Repeat the material below exactly, line for line.
○ ○ ○ ○ ○ ○ ○
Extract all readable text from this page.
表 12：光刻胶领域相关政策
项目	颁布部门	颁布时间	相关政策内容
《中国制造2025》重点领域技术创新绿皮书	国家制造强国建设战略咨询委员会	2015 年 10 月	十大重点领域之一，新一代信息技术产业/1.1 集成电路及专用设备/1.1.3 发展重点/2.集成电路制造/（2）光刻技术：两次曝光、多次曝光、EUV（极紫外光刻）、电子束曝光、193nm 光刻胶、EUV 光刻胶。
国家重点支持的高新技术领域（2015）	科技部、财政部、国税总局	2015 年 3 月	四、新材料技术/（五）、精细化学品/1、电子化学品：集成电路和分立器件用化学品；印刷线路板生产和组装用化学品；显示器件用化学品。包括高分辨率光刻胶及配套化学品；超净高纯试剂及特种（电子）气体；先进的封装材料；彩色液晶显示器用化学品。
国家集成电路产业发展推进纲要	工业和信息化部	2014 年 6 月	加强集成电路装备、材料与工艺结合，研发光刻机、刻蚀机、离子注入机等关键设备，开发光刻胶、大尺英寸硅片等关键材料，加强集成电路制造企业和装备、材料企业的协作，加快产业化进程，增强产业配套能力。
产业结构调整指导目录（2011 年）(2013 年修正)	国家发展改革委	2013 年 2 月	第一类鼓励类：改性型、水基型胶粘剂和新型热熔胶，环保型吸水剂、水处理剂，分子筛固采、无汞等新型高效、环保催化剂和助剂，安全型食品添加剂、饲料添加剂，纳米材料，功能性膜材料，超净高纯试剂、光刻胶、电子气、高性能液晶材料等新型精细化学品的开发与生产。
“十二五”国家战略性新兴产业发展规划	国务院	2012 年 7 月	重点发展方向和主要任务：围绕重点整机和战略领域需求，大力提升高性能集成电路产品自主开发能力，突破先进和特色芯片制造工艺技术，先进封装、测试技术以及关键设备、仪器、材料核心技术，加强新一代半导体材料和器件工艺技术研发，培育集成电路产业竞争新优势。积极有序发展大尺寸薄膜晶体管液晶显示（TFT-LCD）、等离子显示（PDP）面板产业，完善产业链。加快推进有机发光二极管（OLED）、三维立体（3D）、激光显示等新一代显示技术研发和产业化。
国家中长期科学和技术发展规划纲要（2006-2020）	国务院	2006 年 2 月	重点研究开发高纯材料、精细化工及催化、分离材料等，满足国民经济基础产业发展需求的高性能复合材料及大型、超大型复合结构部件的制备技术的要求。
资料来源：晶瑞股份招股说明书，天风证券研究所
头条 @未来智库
○ ○ ○ ○ ○ ○ ○
* RESPONSE BELOW:
Extract all readable text from this page.
表 12：光刻胶领域相关政策
项目	颁布部门	颁布时间	相关政策内容
《中国制造2025》重点领域技术创新绿皮书	国家制造强国建设战略咨询委员会	2015 年 10 月	十大重点领域之一，新一代信息技术产业/1.1 集成电路及专用设备/1.1.3 发展重点/2.集成电路制造/（2）光刻技术：两次曝光、多次曝光、EUV（极紫外光刻）、电子束曝光、193nm 光刻胶、EUV 光刻胶。
国家重点支持的高新技术领域（2015）	科技部、财政部、国税总局	2015 年 3 月	四、新材料技术/（五）、精细化学品/1、电子化学品：集成电路和分立器件用化学品；印刷线路板生产和组装用化学品；显示器件用化学品。包括高分辨率光刻胶及配套化学品；超净高纯试剂及特种（电子）气体；先进的封装材料；彩色液晶显示器用化学品。
国家集成电路产业发展推进纲要	工业和信息化部	2014 年 6 月	加强集成电路装备、材料与工艺结合，研发光刻机、刻蚀机、离子注入机等关键设备，开发光刻胶、大尺英寸硅片等关键材料，加强集成电路制造企业和装备、材料企业的协作，加快产业化进程，增强产业配套能力。
产业结构调整指导目录（2011 年）(2013 年修正)	国家发展改革委	2013 年 2 月	第一类鼓励类：改性型、水基型胶粘剂和新型热熔胶，环保型吸水剂、水处理剂，分子筛固采、无汞等新型高效、环保催化剂和助剂，安全型食品添加剂、饲料添加剂，纳米材料，功能性膜材料，超净高纯试剂、光刻胶、电子气、高性能液晶材料等新型精细化学品的开发与生产。
“十二五”国家战略性新兴产业发展规划	国务院	2012 年 7 月	重点发展方向和主要任务：围绕重点整机和战略领域需求，大力提升高性能集成电路产品自主开发能力，突破先进和特色芯片制造工艺技术，先进封装、测试技术以及关键设备、仪器、材料核心技术，加强新一代半导体材料和器件工艺技术研发，培育集成电路产业竞争新优势。积极有序发展大尺寸薄膜晶体管液晶显示（TFT-LCD）、等离子显示（PDP）面板产业，完善产业链。加快推进有机发光二极管（OLED）、三维立体（3D）、激光显示等新一代显示技术研发和产业化。
国家中长期科学和技术发展规划纲要（2006-2020）	国务院	2006 年 2 月	重点研究开发高纯材料、精细化工及催化、分离材料等，满足国民经济基础产业发展需求的高性能复合材料及大型、超大型复合结构部件的制备技术的要求。
资料来源：晶瑞股份招股说明书，天风证券研究所
头条 @未来智库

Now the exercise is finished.